## SHORT TASK:
Copy the material word for word, from the line containing "What are the" through the line containing "legend-business: 0-5% 5-10%", including both of those lines.

## DATA SHOWN:
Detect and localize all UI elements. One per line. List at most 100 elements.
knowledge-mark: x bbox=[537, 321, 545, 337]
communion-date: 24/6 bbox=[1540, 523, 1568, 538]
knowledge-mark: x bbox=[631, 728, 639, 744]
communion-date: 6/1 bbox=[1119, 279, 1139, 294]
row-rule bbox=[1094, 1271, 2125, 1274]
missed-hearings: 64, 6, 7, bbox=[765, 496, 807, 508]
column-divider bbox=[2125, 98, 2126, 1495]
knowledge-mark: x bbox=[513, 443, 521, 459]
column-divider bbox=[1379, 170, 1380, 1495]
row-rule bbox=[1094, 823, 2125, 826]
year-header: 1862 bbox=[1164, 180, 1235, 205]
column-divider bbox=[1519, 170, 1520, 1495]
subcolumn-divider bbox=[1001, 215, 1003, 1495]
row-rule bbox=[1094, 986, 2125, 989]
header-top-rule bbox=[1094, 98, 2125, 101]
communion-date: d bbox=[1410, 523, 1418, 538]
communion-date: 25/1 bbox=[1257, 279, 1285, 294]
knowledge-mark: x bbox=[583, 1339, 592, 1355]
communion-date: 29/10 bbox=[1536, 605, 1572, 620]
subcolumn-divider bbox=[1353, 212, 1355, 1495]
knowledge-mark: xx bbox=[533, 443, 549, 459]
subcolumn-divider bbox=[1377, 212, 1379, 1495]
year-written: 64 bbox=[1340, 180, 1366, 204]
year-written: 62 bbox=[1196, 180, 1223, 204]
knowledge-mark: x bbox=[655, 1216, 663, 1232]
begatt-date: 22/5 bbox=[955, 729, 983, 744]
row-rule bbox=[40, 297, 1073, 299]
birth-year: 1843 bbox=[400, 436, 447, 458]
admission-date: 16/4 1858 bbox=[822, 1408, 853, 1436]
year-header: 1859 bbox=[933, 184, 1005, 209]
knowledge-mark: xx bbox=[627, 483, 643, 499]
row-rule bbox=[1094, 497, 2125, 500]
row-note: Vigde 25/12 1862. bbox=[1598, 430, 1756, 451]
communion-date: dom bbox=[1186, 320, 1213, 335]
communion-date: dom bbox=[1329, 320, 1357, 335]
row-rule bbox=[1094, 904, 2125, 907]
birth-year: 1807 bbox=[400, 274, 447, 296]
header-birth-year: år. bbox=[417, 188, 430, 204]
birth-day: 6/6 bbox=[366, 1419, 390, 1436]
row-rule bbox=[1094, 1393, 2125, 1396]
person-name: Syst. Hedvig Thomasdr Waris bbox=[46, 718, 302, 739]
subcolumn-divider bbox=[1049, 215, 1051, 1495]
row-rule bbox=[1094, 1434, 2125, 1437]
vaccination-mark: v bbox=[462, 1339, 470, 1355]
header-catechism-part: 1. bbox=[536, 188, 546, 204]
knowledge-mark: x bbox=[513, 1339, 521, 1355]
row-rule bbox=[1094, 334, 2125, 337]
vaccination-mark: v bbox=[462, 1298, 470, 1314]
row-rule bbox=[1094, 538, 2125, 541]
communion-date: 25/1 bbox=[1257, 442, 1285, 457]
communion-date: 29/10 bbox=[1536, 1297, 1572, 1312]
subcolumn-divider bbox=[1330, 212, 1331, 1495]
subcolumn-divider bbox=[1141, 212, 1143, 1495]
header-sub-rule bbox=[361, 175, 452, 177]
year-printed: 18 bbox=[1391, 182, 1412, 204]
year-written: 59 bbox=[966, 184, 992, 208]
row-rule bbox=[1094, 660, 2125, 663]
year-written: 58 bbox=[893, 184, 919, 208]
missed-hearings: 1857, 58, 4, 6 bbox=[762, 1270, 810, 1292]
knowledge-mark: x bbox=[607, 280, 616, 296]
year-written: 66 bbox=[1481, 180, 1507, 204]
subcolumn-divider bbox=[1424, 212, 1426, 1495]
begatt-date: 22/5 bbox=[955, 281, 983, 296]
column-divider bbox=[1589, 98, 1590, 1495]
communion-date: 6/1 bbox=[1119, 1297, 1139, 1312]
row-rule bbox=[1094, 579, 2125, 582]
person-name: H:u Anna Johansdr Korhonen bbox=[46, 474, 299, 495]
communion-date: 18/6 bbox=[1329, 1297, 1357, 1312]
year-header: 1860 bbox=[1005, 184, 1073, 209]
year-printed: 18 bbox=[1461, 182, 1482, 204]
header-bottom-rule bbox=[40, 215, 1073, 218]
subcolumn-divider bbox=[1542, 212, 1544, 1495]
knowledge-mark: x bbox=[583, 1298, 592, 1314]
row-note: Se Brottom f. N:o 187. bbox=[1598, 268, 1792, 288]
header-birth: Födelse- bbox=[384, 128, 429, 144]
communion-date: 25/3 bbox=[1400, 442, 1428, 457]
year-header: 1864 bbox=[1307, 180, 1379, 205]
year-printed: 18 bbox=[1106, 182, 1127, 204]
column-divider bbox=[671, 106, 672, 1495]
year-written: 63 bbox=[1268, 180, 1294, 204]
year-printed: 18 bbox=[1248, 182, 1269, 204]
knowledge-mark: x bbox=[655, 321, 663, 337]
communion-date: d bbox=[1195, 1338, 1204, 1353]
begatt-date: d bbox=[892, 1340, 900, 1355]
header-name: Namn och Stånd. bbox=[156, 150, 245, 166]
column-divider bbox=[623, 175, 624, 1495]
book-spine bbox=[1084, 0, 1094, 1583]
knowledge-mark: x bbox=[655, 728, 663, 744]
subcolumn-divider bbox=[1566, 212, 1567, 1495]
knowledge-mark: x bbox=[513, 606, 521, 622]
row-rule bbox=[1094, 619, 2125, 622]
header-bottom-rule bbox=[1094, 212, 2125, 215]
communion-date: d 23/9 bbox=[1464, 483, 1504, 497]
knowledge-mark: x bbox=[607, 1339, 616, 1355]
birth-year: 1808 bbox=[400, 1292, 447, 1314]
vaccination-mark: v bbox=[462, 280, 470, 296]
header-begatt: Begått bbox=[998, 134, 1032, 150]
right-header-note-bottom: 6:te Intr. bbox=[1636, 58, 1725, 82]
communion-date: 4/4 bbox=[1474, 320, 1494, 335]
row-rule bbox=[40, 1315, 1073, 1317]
--
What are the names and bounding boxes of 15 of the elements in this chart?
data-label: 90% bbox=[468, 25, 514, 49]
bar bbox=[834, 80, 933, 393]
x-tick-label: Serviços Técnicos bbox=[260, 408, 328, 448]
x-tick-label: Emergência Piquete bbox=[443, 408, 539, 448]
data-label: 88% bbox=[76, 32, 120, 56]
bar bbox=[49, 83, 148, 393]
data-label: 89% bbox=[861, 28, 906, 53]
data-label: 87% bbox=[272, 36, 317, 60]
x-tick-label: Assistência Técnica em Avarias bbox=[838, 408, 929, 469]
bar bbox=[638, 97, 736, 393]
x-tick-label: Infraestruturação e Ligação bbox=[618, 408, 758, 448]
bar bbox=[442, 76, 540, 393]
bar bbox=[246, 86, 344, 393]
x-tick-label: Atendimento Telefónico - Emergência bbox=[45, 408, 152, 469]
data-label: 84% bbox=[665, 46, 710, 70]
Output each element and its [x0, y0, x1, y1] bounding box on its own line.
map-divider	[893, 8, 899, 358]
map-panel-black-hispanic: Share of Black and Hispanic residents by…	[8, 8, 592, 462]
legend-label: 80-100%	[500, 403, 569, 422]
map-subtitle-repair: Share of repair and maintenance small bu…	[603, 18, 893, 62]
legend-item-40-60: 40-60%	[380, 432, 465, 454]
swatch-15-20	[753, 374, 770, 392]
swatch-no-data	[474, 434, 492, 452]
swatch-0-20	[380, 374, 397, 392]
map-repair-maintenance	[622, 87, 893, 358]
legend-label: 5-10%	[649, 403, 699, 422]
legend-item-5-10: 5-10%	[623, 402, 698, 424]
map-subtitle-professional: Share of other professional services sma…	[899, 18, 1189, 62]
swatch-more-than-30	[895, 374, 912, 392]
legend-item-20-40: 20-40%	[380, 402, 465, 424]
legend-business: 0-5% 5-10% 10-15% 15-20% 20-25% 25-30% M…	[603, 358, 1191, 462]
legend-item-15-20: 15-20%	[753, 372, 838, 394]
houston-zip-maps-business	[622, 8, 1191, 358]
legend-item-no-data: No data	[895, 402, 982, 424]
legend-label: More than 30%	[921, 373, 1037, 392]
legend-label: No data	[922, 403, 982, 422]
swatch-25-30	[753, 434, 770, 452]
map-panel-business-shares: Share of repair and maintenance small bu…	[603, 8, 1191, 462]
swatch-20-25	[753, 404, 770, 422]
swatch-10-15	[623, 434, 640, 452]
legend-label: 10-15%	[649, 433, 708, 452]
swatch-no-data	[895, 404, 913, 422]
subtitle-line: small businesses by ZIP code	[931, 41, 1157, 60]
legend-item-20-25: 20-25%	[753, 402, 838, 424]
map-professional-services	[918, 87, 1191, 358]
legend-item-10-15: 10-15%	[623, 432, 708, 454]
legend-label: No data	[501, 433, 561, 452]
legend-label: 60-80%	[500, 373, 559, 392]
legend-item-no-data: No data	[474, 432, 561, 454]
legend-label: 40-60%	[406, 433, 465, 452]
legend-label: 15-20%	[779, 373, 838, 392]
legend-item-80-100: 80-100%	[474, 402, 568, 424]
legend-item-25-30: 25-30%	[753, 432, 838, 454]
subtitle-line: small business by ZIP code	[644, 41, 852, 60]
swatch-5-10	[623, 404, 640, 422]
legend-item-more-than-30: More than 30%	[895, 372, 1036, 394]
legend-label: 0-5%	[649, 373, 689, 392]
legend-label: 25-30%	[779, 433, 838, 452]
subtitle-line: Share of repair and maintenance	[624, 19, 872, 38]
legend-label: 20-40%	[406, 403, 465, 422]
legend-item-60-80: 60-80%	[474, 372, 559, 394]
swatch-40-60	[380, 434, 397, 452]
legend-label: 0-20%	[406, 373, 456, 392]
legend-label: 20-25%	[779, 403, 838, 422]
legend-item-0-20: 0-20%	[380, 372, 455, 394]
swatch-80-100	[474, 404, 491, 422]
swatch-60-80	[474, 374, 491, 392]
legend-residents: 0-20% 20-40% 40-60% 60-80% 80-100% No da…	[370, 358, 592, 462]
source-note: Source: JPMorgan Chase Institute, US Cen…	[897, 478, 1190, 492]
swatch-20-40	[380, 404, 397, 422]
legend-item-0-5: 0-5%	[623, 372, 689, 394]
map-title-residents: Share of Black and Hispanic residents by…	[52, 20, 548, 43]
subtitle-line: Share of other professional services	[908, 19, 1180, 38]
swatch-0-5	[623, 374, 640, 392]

## WORKED SOLUTION:
What are the names and bounding boxes of 15 of the elements in this chart?
data-label: 90% bbox=[468, 25, 514, 49]
bar bbox=[834, 80, 933, 393]
x-tick-label: Serviços Técnicos bbox=[260, 408, 328, 448]
x-tick-label: Emergência Piquete bbox=[443, 408, 539, 448]
data-label: 88% bbox=[76, 32, 120, 56]
bar bbox=[49, 83, 148, 393]
data-label: 89% bbox=[861, 28, 906, 53]
data-label: 87% bbox=[272, 36, 317, 60]
x-tick-label: Assistência Técnica em Avarias bbox=[838, 408, 929, 469]
bar bbox=[638, 97, 736, 393]
x-tick-label: Infraestruturação e Ligação bbox=[618, 408, 758, 448]
bar bbox=[442, 76, 540, 393]
bar bbox=[246, 86, 344, 393]
x-tick-label: Atendimento Telefónico - Emergência bbox=[45, 408, 152, 469]
data-label: 84% bbox=[665, 46, 710, 70]
Output each element and its [x0, y0, x1, y1] bounding box on its own line.
map-divider	[893, 8, 899, 358]
map-panel-black-hispanic: Share of Black and Hispanic residents by…	[8, 8, 592, 462]
legend-label: 80-100%	[500, 403, 569, 422]
map-subtitle-repair: Share of repair and maintenance small bu…	[603, 18, 893, 62]
legend-item-40-60: 40-60%	[380, 432, 465, 454]
swatch-15-20	[753, 374, 770, 392]
swatch-no-data	[474, 434, 492, 452]
swatch-0-20	[380, 374, 397, 392]
map-repair-maintenance	[622, 87, 893, 358]
legend-label: 5-10%	[649, 403, 699, 422]
legend-item-5-10: 5-10%	[623, 402, 698, 424]
map-subtitle-professional: Share of other professional services sma…	[899, 18, 1189, 62]
swatch-more-than-30	[895, 374, 912, 392]
legend-item-20-40: 20-40%	[380, 402, 465, 424]
legend-business: 0-5% 5-10% 10-15% 15-20% 20-25% 25-30% M…	[603, 358, 1191, 462]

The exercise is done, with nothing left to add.